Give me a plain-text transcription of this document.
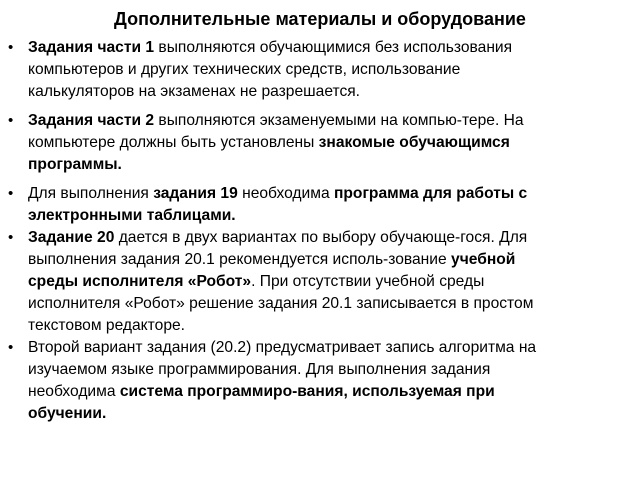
Дополнительные материалы и оборудование
• Задания части 1 выполняются обучающимися без использования
компьютеров и других технических средств, использование
калькуляторов на экзаменах не разрешается.
• Задания части 2 выполняются экзаменуемыми на компью-тере. На
компьютере должны быть установлены знакомые обучающимся
программы.
• Для выполнения задания 19 необходима программа для работы с
электронными таблицами.
• Задание 20 дается в двух вариантах по выбору обучающе-гося. Для
выполнения задания 20.1 рекомендуется исполь-зование учебной
среды исполнителя «Робот». При отсутствии учебной среды
исполнителя «Робот» решение задания 20.1 записывается в простом
текстовом редакторе.
• Второй вариант задания (20.2) предусматривает запись алгоритма на
изучаемом языке программирования. Для выполнения задания
необходима система программиро-вания, используемая при
обучении.
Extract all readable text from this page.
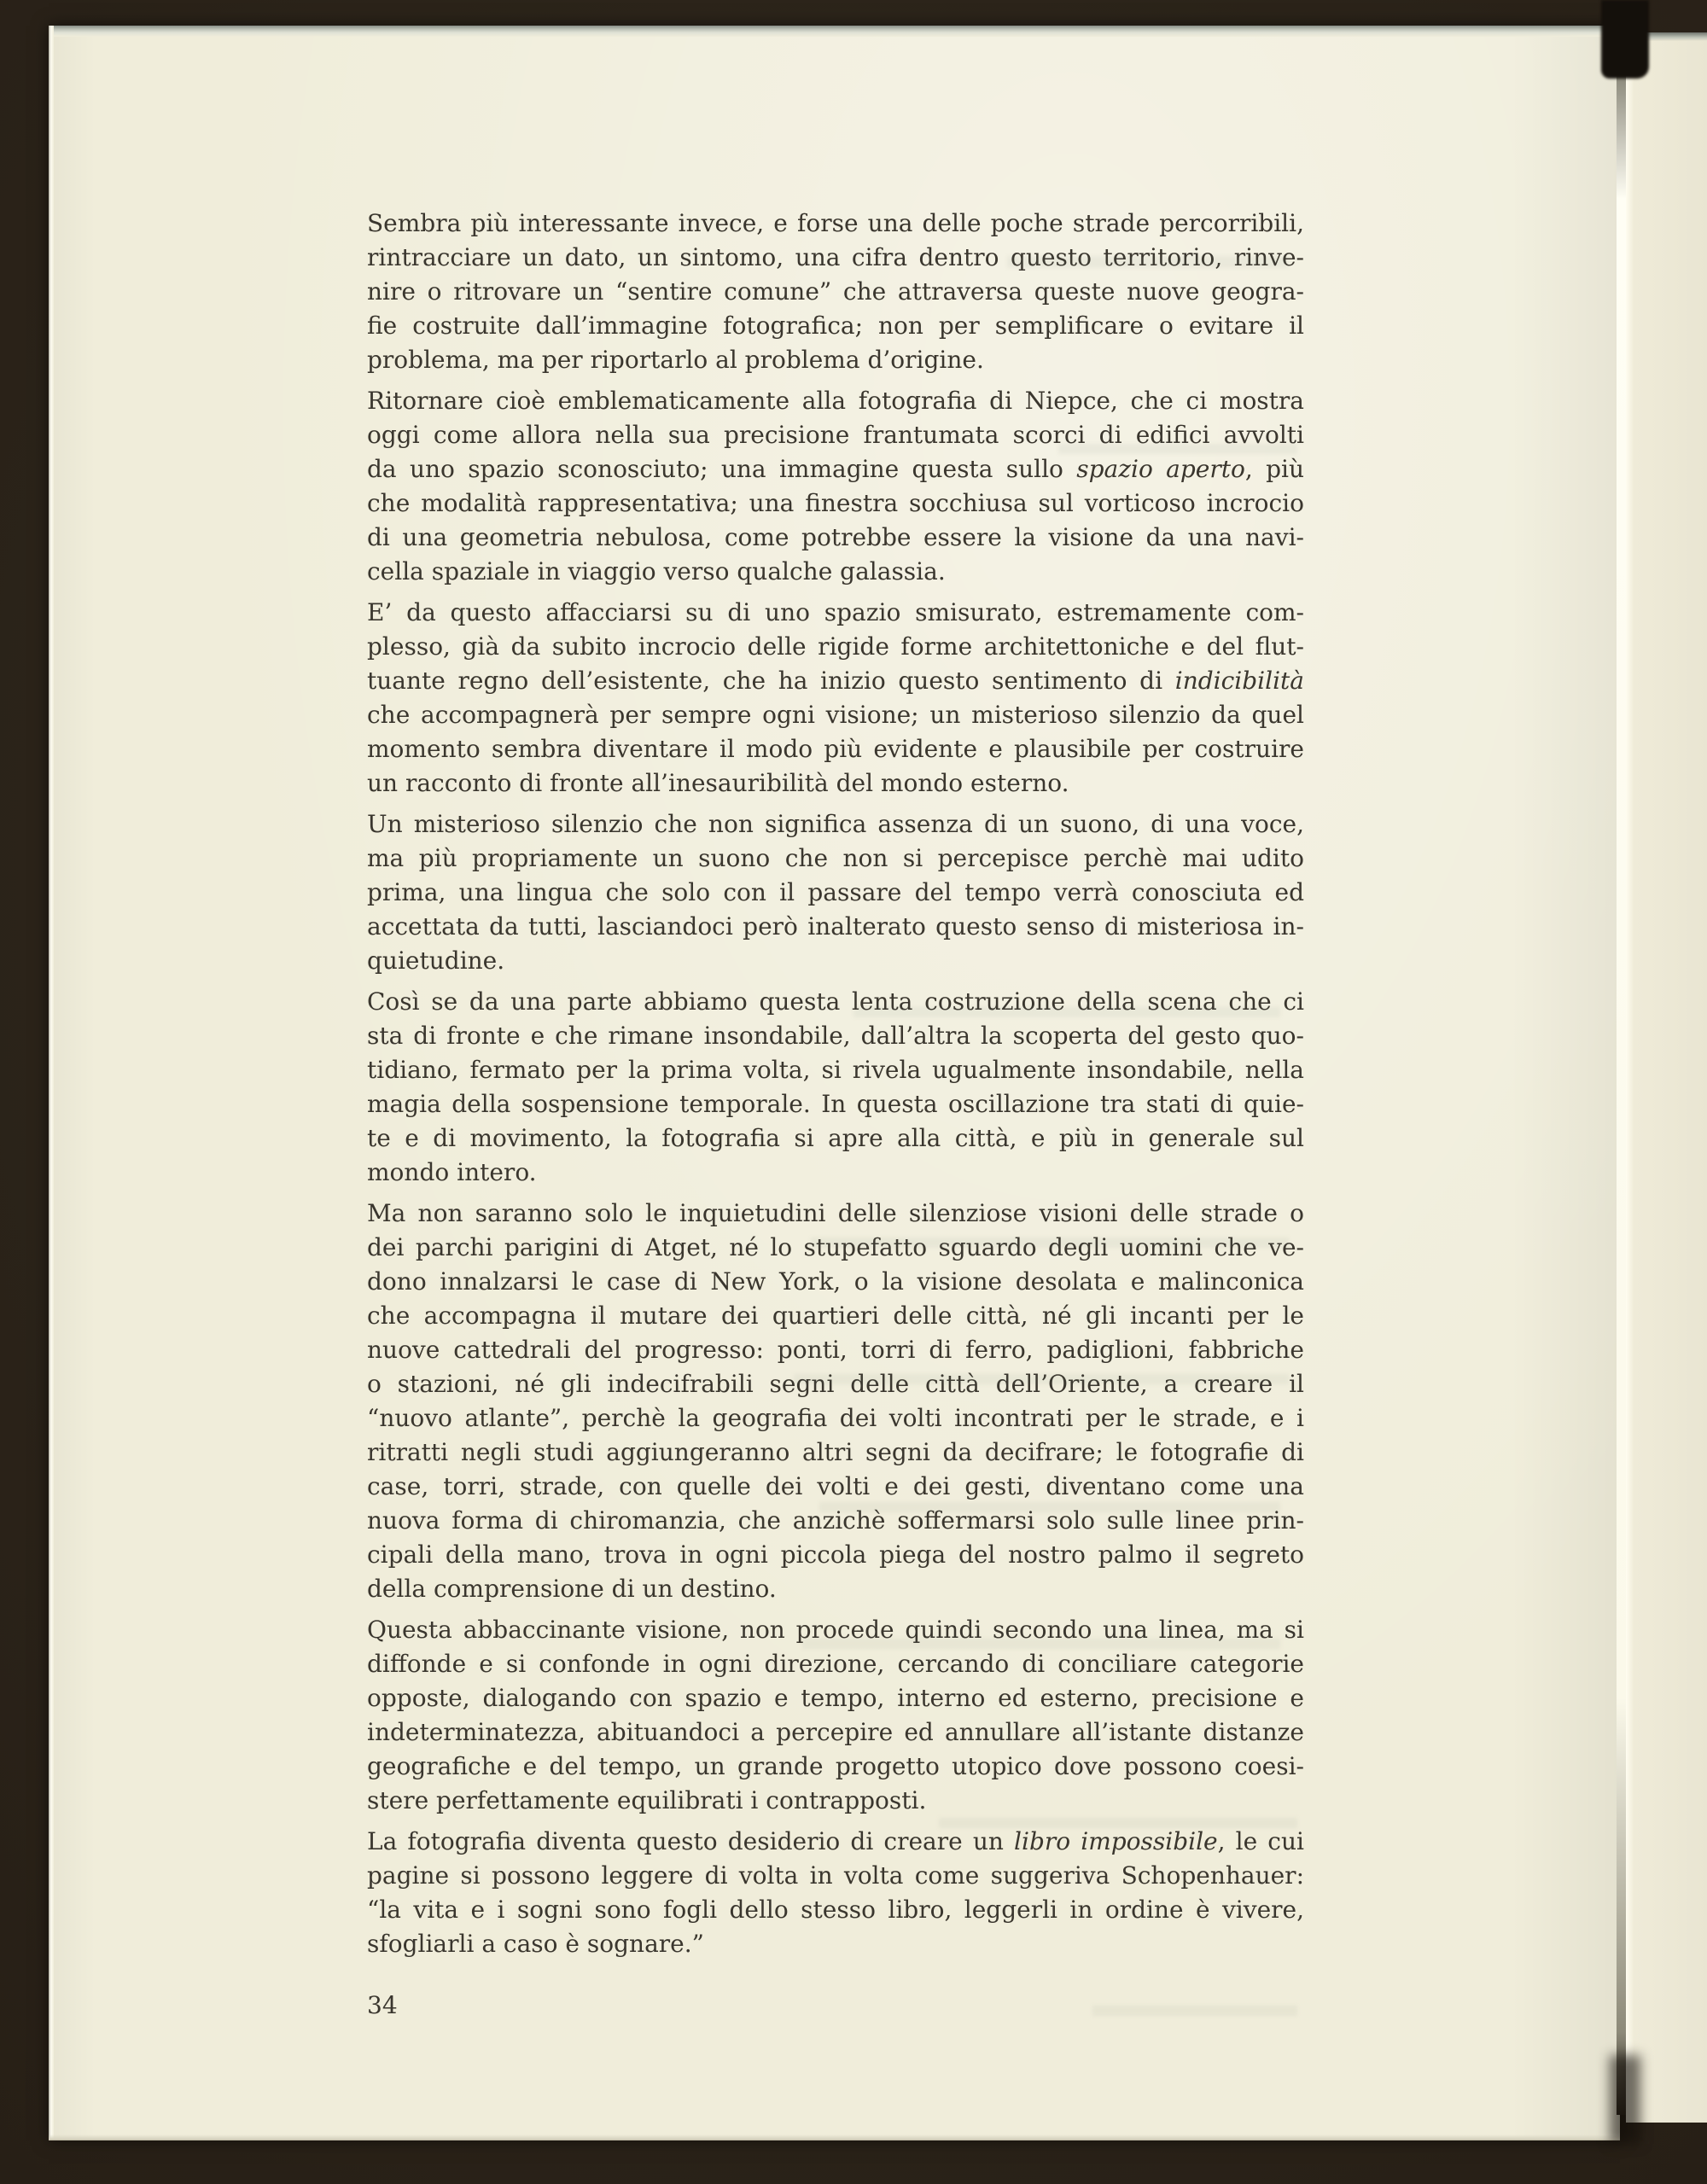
Sembra più interessante invece, e forse una delle poche strade percorribili,
rintracciare un dato, un sintomo, una cifra dentro questo territorio, rinve-
nire o ritrovare un “sentire comune” che attraversa queste nuove geogra-
fie costruite dall’immagine fotografica; non per semplificare o evitare il
problema, ma per riportarlo al problema d’origine.

Ritornare cioè emblematicamente alla fotografia di Niepce, che ci mostra
oggi come allora nella sua precisione frantumata scorci di edifici avvolti
da uno spazio sconosciuto; una immagine questa sullo spazio aperto, più
che modalità rappresentativa; una finestra socchiusa sul vorticoso incrocio
di una geometria nebulosa, come potrebbe essere la visione da una navi-
cella spaziale in viaggio verso qualche galassia.

E’ da questo affacciarsi su di uno spazio smisurato, estremamente com-
plesso, già da subito incrocio delle rigide forme architettoniche e del flut-
tuante regno dell’esistente, che ha inizio questo sentimento di indicibilità
che accompagnerà per sempre ogni visione; un misterioso silenzio da quel
momento sembra diventare il modo più evidente e plausibile per costruire
un racconto di fronte all’inesauribilità del mondo esterno.

Un misterioso silenzio che non significa assenza di un suono, di una voce,
ma più propriamente un suono che non si percepisce perchè mai udito
prima, una lingua che solo con il passare del tempo verrà conosciuta ed
accettata da tutti, lasciandoci però inalterato questo senso di misteriosa in-
quietudine.

Così se da una parte abbiamo questa lenta costruzione della scena che ci
sta di fronte e che rimane insondabile, dall’altra la scoperta del gesto quo-
tidiano, fermato per la prima volta, si rivela ugualmente insondabile, nella
magia della sospensione temporale. In questa oscillazione tra stati di quie-
te e di movimento, la fotografia si apre alla città, e più in generale sul
mondo intero.

Ma non saranno solo le inquietudini delle silenziose visioni delle strade o
dei parchi parigini di Atget, né lo stupefatto sguardo degli uomini che ve-
dono innalzarsi le case di New York, o la visione desolata e malinconica
che accompagna il mutare dei quartieri delle città, né gli incanti per le
nuove cattedrali del progresso: ponti, torri di ferro, padiglioni, fabbriche
o stazioni, né gli indecifrabili segni delle città dell’Oriente, a creare il
“nuovo atlante”, perchè la geografia dei volti incontrati per le strade, e i
ritratti negli studi aggiungeranno altri segni da decifrare; le fotografie di
case, torri, strade, con quelle dei volti e dei gesti, diventano come una
nuova forma di chiromanzia, che anzichè soffermarsi solo sulle linee prin-
cipali della mano, trova in ogni piccola piega del nostro palmo il segreto
della comprensione di un destino.

Questa abbaccinante visione, non procede quindi secondo una linea, ma si
diffonde e si confonde in ogni direzione, cercando di conciliare categorie
opposte, dialogando con spazio e tempo, interno ed esterno, precisione e
indeterminatezza, abituandoci a percepire ed annullare all’istante distanze
geografiche e del tempo, un grande progetto utopico dove possono coesi-
stere perfettamente equilibrati i contrapposti.

La fotografia diventa questo desiderio di creare un libro impossibile, le cui
pagine si possono leggere di volta in volta come suggeriva Schopenhauer:
“la vita e i sogni sono fogli dello stesso libro, leggerli in ordine è vivere,
sfogliarli a caso è sognare.”

34
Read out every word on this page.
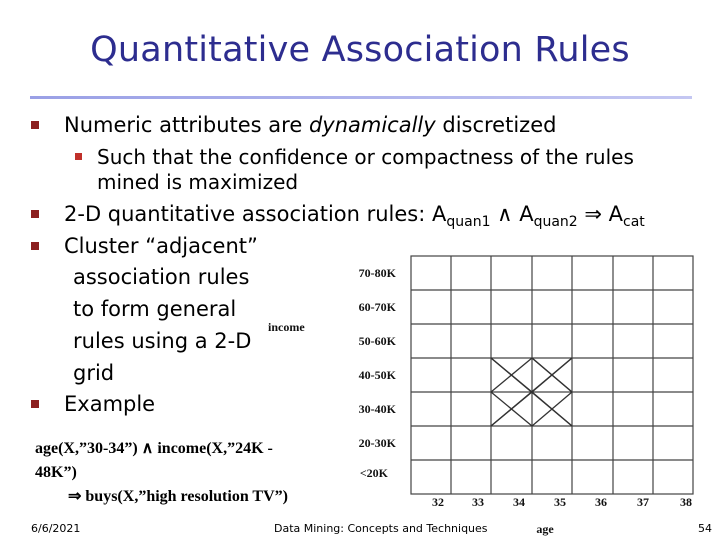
Quantitative Association Rules
Numeric attributes are dynamically discretized
Such that the confidence or compactness of the rules
mined is maximized
2-D quantitative association rules: $A_{quan1}$ ∧ $A_{quan2}$ ⇒ $A_{cat}$
Cluster “adjacent”
association rules
to form general
rules using a 2-D
grid
Example
age(X,”30-34”) ∧ income(X,”24K -
48K”)
⇒ buys(X,”high resolution TV”)
70-80K
60-70K
50-60K
40-50K
30-40K
20-30K
<20K
income
32 33 34 35 36	37	38
age
6/6/2021	Data Mining: Concepts and Techniques	54
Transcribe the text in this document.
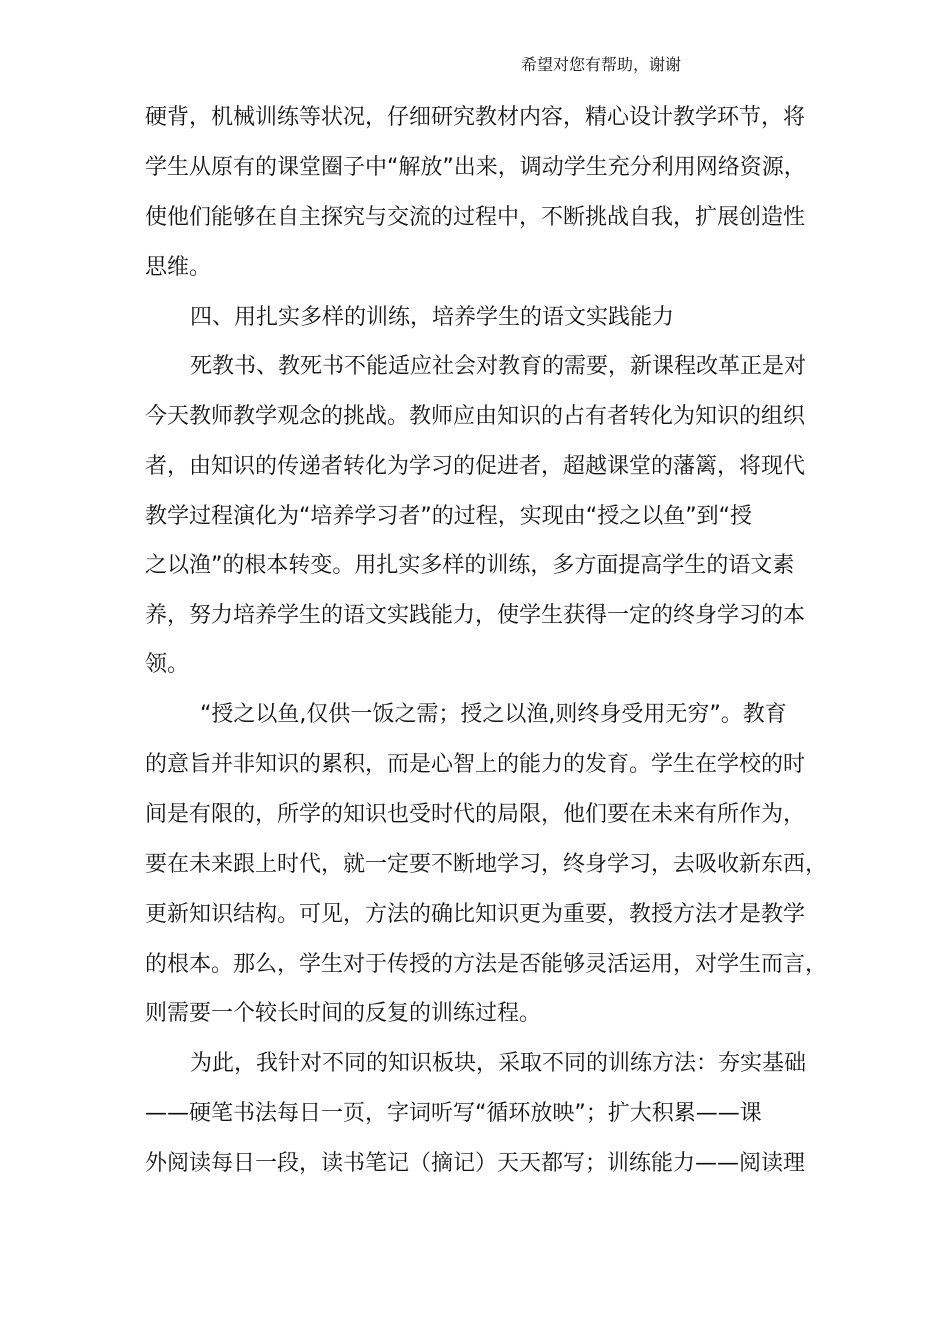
希望对您有帮助，谢谢
硬背，机械训练等状况，仔细研究教材内容，精心设计教学环节，将
学生从原有的课堂圈子中“解放”出来，调动学生充分利用网络资源，
使他们能够在自主探究与交流的过程中，不断挑战自我，扩展创造性
思维。
四、用扎实多样的训练，培养学生的语文实践能力
死教书、教死书不能适应社会对教育的需要，新课程改革正是对
今天教师教学观念的挑战。教师应由知识的占有者转化为知识的组织
者，由知识的传递者转化为学习的促进者，超越课堂的藩篱，将现代
教学过程演化为“培养学习者”的过程，实现由“授之以鱼”到“授
之以渔”的根本转变。用扎实多样的训练，多方面提高学生的语文素
养，努力培养学生的语文实践能力，使学生获得一定的终身学习的本
领。
“授之以鱼,仅供一饭之需；授之以渔,则终身受用无穷”。教育
的意旨并非知识的累积，而是心智上的能力的发育。学生在学校的时
间是有限的，所学的知识也受时代的局限，他们要在未来有所作为，
要在未来跟上时代，就一定要不断地学习，终身学习，去吸收新东西，
更新知识结构。可见，方法的确比知识更为重要，教授方法才是教学
的根本。那么，学生对于传授的方法是否能够灵活运用，对学生而言，
则需要一个较长时间的反复的训练过程。
为此，我针对不同的知识板块，采取不同的训练方法：夯实基础
——硬笔书法每日一页，字词听写“循环放映”；扩大积累——课
外阅读每日一段，读书笔记（摘记）天天都写；训练能力——阅读理
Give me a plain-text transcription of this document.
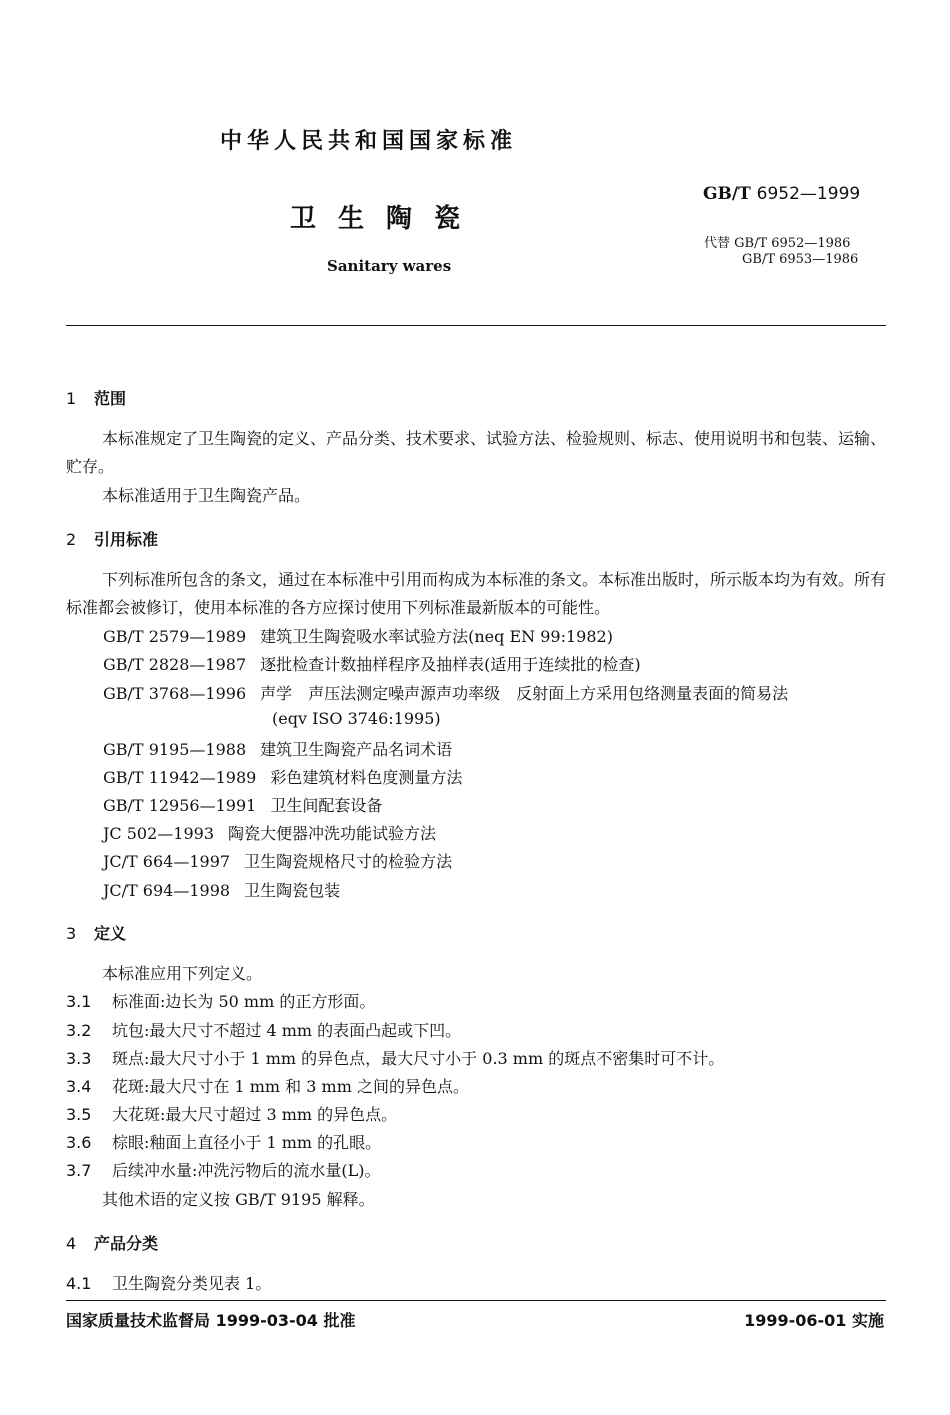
中华人民共和国国家标准
GB/T 6952—1999
卫生陶瓷
代替 GB/T 6952—1986
GB/T 6953—1986
Sanitary wares
1 范围
本标准规定了卫生陶瓷的定义、产品分类、技术要求、试验方法、检验规则、标志、使用说明书和包装、运输、贮存。
本标准适用于卫生陶瓷产品。
2 引用标准
下列标准所包含的条文，通过在本标准中引用而构成为本标准的条文。本标准出版时，所示版本均为有效。所有标准都会被修订，使用本标准的各方应探讨使用下列标准最新版本的可能性。
GB/T 2579—1989 建筑卫生陶瓷吸水率试验方法(neq EN 99:1982)
GB/T 2828—1987 逐批检查计数抽样程序及抽样表(适用于连续批的检查)
GB/T 3768—1996 声学　声压法测定噪声源声功率级　反射面上方采用包络测量表面的简易法
(eqv ISO 3746:1995)
GB/T 9195—1988 建筑卫生陶瓷产品名词术语
GB/T 11942—1989 彩色建筑材料色度测量方法
GB/T 12956—1991 卫生间配套设备
JC 502—1993 陶瓷大便器冲洗功能试验方法
JC/T 664—1997 卫生陶瓷规格尺寸的检验方法
JC/T 694—1998 卫生陶瓷包装
3 定义
本标准应用下列定义。
3.1 标准面:边长为 50 mm 的正方形面。
3.2 坑包:最大尺寸不超过 4 mm 的表面凸起或下凹。
3.3 斑点:最大尺寸小于 1 mm 的异色点，最大尺寸小于 0.3 mm 的斑点不密集时可不计。
3.4 花斑:最大尺寸在 1 mm 和 3 mm 之间的异色点。
3.5 大花斑:最大尺寸超过 3 mm 的异色点。
3.6 棕眼:釉面上直径小于 1 mm 的孔眼。
3.7 后续冲水量:冲洗污物后的流水量(L)。
其他术语的定义按 GB/T 9195 解释。
4 产品分类
4.1 卫生陶瓷分类见表 1。
国家质量技术监督局 1999-03-04 批准	1999-06-01 实施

*****

• _WHAT THE EXERCISE ASKS_:
Among the lines of the material, find those that hold the word "用扎实多样的训练" and copy them.

• _EXERCISE OUTPUT_:
四、用扎实多样的训练，培养学生的语文实践能力
之以渔”的根本转变。用扎实多样的训练，多方面提高学生的语文素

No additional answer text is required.